#### DIRECTIONS
Copy everything in the data below exactly except the pictures.
>> Begin PROVIDED RECORDS
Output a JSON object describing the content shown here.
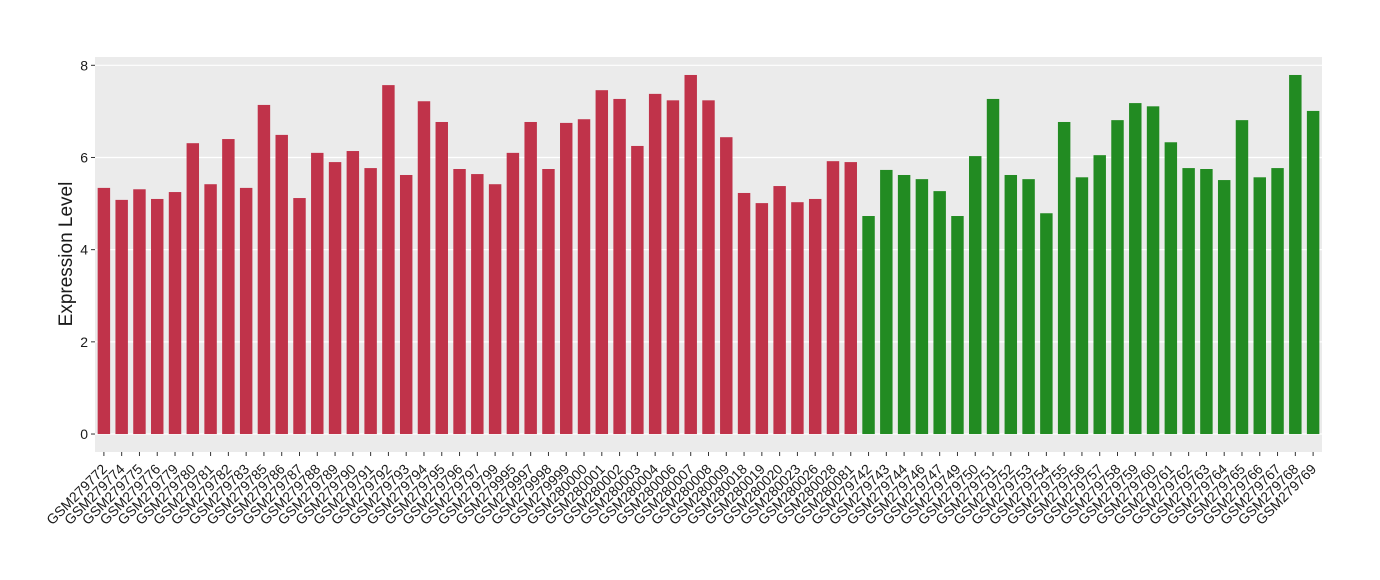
{
  "chart_data": {
    "type": "bar",
    "y_label": "Expression Level",
    "categories": [
      "GSM279772",
      "GSM279774",
      "GSM279775",
      "GSM279776",
      "GSM279779",
      "GSM279780",
      "GSM279781",
      "GSM279782",
      "GSM279783",
      "GSM279785",
      "GSM279786",
      "GSM279787",
      "GSM279788",
      "GSM279789",
      "GSM279790",
      "GSM279791",
      "GSM279792",
      "GSM279793",
      "GSM279794",
      "GSM279795",
      "GSM279796",
      "GSM279797",
      "GSM279799",
      "GSM279995",
      "GSM279997",
      "GSM279998",
      "GSM279999",
      "GSM280000",
      "GSM280001",
      "GSM280002",
      "GSM280003",
      "GSM280004",
      "GSM280006",
      "GSM280007",
      "GSM280008",
      "GSM280009",
      "GSM280018",
      "GSM280019",
      "GSM280020",
      "GSM280023",
      "GSM280026",
      "GSM280028",
      "GSM280081",
      "GSM279742",
      "GSM279743",
      "GSM279744",
      "GSM279746",
      "GSM279747",
      "GSM279749",
      "GSM279750",
      "GSM279751",
      "GSM279752",
      "GSM279753",
      "GSM279754",
      "GSM279755",
      "GSM279756",
      "GSM279757",
      "GSM279758",
      "GSM279759",
      "GSM279760",
      "GSM279761",
      "GSM279762",
      "GSM279763",
      "GSM279764",
      "GSM279765",
      "GSM279766",
      "GSM279767",
      "GSM279768",
      "GSM279769"
    ],
    "values": [
      5.34,
      5.08,
      5.31,
      5.1,
      5.25,
      6.31,
      5.42,
      6.4,
      5.34,
      7.14,
      6.49,
      5.12,
      6.1,
      5.9,
      6.14,
      5.77,
      7.57,
      5.62,
      7.22,
      6.77,
      5.75,
      5.64,
      5.42,
      6.1,
      6.77,
      5.75,
      6.75,
      6.83,
      7.46,
      7.27,
      6.25,
      7.38,
      7.24,
      7.79,
      7.24,
      6.44,
      5.23,
      5.01,
      5.38,
      5.03,
      5.1,
      5.92,
      5.9,
      4.73,
      5.73,
      5.62,
      5.53,
      5.27,
      4.73,
      6.03,
      7.27,
      5.62,
      5.53,
      4.79,
      6.77,
      5.57,
      6.05,
      6.81,
      7.18,
      7.11,
      6.33,
      5.77,
      5.75,
      5.51,
      6.81,
      5.57,
      5.77,
      7.79,
      7.01
    ],
    "colors": [
      "#c0334a",
      "#c0334a",
      "#c0334a",
      "#c0334a",
      "#c0334a",
      "#c0334a",
      "#c0334a",
      "#c0334a",
      "#c0334a",
      "#c0334a",
      "#c0334a",
      "#c0334a",
      "#c0334a",
      "#c0334a",
      "#c0334a",
      "#c0334a",
      "#c0334a",
      "#c0334a",
      "#c0334a",
      "#c0334a",
      "#c0334a",
      "#c0334a",
      "#c0334a",
      "#c0334a",
      "#c0334a",
      "#c0334a",
      "#c0334a",
      "#c0334a",
      "#c0334a",
      "#c0334a",
      "#c0334a",
      "#c0334a",
      "#c0334a",
      "#c0334a",
      "#c0334a",
      "#c0334a",
      "#c0334a",
      "#c0334a",
      "#c0334a",
      "#c0334a",
      "#c0334a",
      "#c0334a",
      "#c0334a",
      "#228b22",
      "#228b22",
      "#228b22",
      "#228b22",
      "#228b22",
      "#228b22",
      "#228b22",
      "#228b22",
      "#228b22",
      "#228b22",
      "#228b22",
      "#228b22",
      "#228b22",
      "#228b22",
      "#228b22",
      "#228b22",
      "#228b22",
      "#228b22",
      "#228b22",
      "#228b22",
      "#228b22",
      "#228b22",
      "#228b22",
      "#228b22",
      "#228b22",
      "#228b22"
    ],
    "ylim": [
      -0.39,
      8.18
    ],
    "yticks": [
      0,
      2,
      4,
      6,
      8
    ],
    "grid": true
  }
}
>> End PROVIDED RECORDS
#### SOLUTION TO THE PROBLEM
Output a JSON object describing the content shown here.
{
  "chart_data": {
    "type": "bar",
    "y_label": "Expression Level",
    "categories": [
      "GSM279772",
      "GSM279774",
      "GSM279775",
      "GSM279776",
      "GSM279779",
      "GSM279780",
      "GSM279781",
      "GSM279782",
      "GSM279783",
      "GSM279785",
      "GSM279786",
      "GSM279787",
      "GSM279788",
      "GSM279789",
      "GSM279790",
      "GSM279791",
      "GSM279792",
      "GSM279793",
      "GSM279794",
      "GSM279795",
      "GSM279796",
      "GSM279797",
      "GSM279799",
      "GSM279995",
      "GSM279997",
      "GSM279998",
      "GSM279999",
      "GSM280000",
      "GSM280001",
      "GSM280002",
      "GSM280003",
      "GSM280004",
      "GSM280006",
      "GSM280007",
      "GSM280008",
      "GSM280009",
      "GSM280018",
      "GSM280019",
      "GSM280020",
      "GSM280023",
      "GSM280026",
      "GSM280028",
      "GSM280081",
      "GSM279742",
      "GSM279743",
      "GSM279744",
      "GSM279746",
      "GSM279747",
      "GSM279749",
      "GSM279750",
      "GSM279751",
      "GSM279752",
      "GSM279753",
      "GSM279754",
      "GSM279755",
      "GSM279756",
      "GSM279757",
      "GSM279758",
      "GSM279759",
      "GSM279760",
      "GSM279761",
      "GSM279762",
      "GSM279763",
      "GSM279764",
      "GSM279765",
      "GSM279766",
      "GSM279767",
      "GSM279768",
      "GSM279769"
    ],
    "values": [
      5.34,
      5.08,
      5.31,
      5.1,
      5.25,
      6.31,
      5.42,
      6.4,
      5.34,
      7.14,
      6.49,
      5.12,
      6.1,
      5.9,
      6.14,
      5.77,
      7.57,
      5.62,
      7.22,
      6.77,
      5.75,
      5.64,
      5.42,
      6.1,
      6.77,
      5.75,
      6.75,
      6.83,
      7.46,
      7.27,
      6.25,
      7.38,
      7.24,
      7.79,
      7.24,
      6.44,
      5.23,
      5.01,
      5.38,
      5.03,
      5.1,
      5.92,
      5.9,
      4.73,
      5.73,
      5.62,
      5.53,
      5.27,
      4.73,
      6.03,
      7.27,
      5.62,
      5.53,
      4.79,
      6.77,
      5.57,
      6.05,
      6.81,
      7.18,
      7.11,
      6.33,
      5.77,
      5.75,
      5.51,
      6.81,
      5.57,
      5.77,
      7.79,
      7.01
    ],
    "colors": [
      "#c0334a",
      "#c0334a",
      "#c0334a",
      "#c0334a",
      "#c0334a",
      "#c0334a",
      "#c0334a",
      "#c0334a",
      "#c0334a",
      "#c0334a",
      "#c0334a",
      "#c0334a",
      "#c0334a",
      "#c0334a",
      "#c0334a",
      "#c0334a",
      "#c0334a",
      "#c0334a",
      "#c0334a",
      "#c0334a",
      "#c0334a",
      "#c0334a",
      "#c0334a",
      "#c0334a",
      "#c0334a",
      "#c0334a",
      "#c0334a",
      "#c0334a",
      "#c0334a",
      "#c0334a",
      "#c0334a",
      "#c0334a",
      "#c0334a",
      "#c0334a",
      "#c0334a",
      "#c0334a",
      "#c0334a",
      "#c0334a",
      "#c0334a",
      "#c0334a",
      "#c0334a",
      "#c0334a",
      "#c0334a",
      "#228b22",
      "#228b22",
      "#228b22",
      "#228b22",
      "#228b22",
      "#228b22",
      "#228b22",
      "#228b22",
      "#228b22",
      "#228b22",
      "#228b22",
      "#228b22",
      "#228b22",
      "#228b22",
      "#228b22",
      "#228b22",
      "#228b22",
      "#228b22",
      "#228b22",
      "#228b22",
      "#228b22",
      "#228b22",
      "#228b22",
      "#228b22",
      "#228b22",
      "#228b22"
    ],
    "ylim": [
      -0.39,
      8.18
    ],
    "yticks": [
      0,
      2,
      4,
      6,
      8
    ],
    "grid": true
  }
}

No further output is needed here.